Provided text:
■ ■ ■

Bulletin of the American Physical Society

75th Annual Meeting of the Division of Fluid Dynamics

Volume 67, Number 19

Sunday–Tuesday, November 20–22, 2022; Indiana Convention Center, Indianapolis, Indiana.

Session Q29: CFD: High Performance Computing	Hide Abstracts
Chair: Peter Brady, Los Alamos National Laboratory Room: 237

Monday, November 21, 2022 1:25PM - 1:38PM	Q29.00001: Multi-Precision Solvers for Non-Linear Systems on AMR Grids Peter T Brady, Bobby Philip Modern hardware designed for high performance computing has become increasingly heterogeneous in an effort to increase peak performance and decrease power usage. One of the trends in recent hardware has been the introduction of specialized compute units for which peak performance can only be achieved with reduced precision arithmetic (i.e. Tensor Cores in the NVIDIA A-100 GPU). Historically, flow calculations have relied exclusively on double precision floating point arithmetic and its unclear how much of a flow solver infrastructure can be moved to reduced precision without significantly compromising accuracy. In this work, we will address this question by utilizing iterative refinement and progressive precision to develop multi-precision solvers for non-linear systems on multi-level grids stemming from adaptive mesh refinement.

■ ■ ■

Collected data
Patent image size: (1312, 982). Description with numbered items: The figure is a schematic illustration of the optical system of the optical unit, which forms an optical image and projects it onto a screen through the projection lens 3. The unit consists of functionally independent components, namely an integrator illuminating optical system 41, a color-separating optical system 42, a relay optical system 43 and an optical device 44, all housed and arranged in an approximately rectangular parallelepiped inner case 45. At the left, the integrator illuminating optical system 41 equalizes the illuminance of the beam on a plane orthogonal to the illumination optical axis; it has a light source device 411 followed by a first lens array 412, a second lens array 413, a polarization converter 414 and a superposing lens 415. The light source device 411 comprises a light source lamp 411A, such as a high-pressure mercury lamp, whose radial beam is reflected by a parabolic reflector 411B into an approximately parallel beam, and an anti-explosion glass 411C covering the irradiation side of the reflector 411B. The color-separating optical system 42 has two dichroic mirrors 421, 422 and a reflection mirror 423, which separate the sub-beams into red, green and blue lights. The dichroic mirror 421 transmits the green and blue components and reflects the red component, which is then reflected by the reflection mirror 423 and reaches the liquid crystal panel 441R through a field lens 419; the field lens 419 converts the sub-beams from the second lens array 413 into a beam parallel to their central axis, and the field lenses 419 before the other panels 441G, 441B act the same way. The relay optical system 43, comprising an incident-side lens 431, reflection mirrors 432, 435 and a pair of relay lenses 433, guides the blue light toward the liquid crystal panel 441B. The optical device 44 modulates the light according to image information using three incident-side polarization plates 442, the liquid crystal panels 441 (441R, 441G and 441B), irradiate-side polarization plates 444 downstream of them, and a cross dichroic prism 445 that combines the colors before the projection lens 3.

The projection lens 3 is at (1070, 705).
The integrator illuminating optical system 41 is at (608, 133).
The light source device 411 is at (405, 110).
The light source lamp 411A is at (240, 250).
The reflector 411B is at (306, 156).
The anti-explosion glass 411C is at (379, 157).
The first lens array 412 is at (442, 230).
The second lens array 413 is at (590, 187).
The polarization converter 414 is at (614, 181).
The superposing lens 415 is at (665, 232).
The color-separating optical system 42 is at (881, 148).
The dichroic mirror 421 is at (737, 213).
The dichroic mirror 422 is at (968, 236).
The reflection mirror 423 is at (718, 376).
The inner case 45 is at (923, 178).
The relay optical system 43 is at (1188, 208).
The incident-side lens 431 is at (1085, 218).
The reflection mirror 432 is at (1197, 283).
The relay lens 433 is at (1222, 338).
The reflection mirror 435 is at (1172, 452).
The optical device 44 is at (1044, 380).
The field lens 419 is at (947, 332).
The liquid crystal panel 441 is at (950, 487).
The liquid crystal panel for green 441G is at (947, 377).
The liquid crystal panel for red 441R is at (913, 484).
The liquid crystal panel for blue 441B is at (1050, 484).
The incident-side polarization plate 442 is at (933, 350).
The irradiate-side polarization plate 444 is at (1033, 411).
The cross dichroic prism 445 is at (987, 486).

■ ■ ■

Things to do:
- a) Rename a phrase in the part of the meeting bulletin that opens with the words containing "75th Annual Meeting" and closes with "Center, Indianapolis, Indiana.": give that part again with "Indiana Convention Center" replaced by "Indianapolis Convention Center".
- b) In the meeting bulletin, who chairs Session Q29, and from which institution?
- c) Pick up the meeting bulletin where it stops and keep writing it.

Task results:
- a)
75th Annual Meeting of the Division of Fluid Dynamics

Volume 67, Number 19

Sunday–Tuesday, November 20–22, 2022; Indianapolis Convention Center, Indianapolis, Indiana.

- b) Peter Brady, Los Alamos National Laboratory.

- c)
Monday, November 21, 2022 1:38PM - 1:51PM	Q29.00002: A scalable asynchronous discontinuous-Galerkin method for massively parallel PDE solvers Shubham K Goswami, Konduri Aditya In recent years, the discontinuous-Galerkin (DG) method has received broad interest in developing PDE solvers due to their ability to provide high-order accurate solutions in complex geometries and capture discontinuities in solutions of non-linear hyperbolic problems. The method provides high-arithmetic intensity than finite-difference or finite-volume methods, resulting in good parallel efficiency. However, at an extreme scale, data communication and synchronization remain a bottleneck in the scalability of DG solvers. In this work, we present an asynchronous DG method, which relaxes communication and/or synchronization between processing elements at a mathematical level, thus allowing computations to proceed regardless of the status of communications. The numerical properties of the proposed asynchronous DG method are investigated, where a loss in conservation and poor accuracy are observed. To mitigate these issues, new asynchrony-tolerant (AT) fluxes are derived that can provide arbitrary levels of accuracy. Preliminary results on the stability analysis of the asynchronous DG method will be presented. The computational performance of the method is verified with numerical experiments based on the simple linear equations as well as the reacting compressible flow equations.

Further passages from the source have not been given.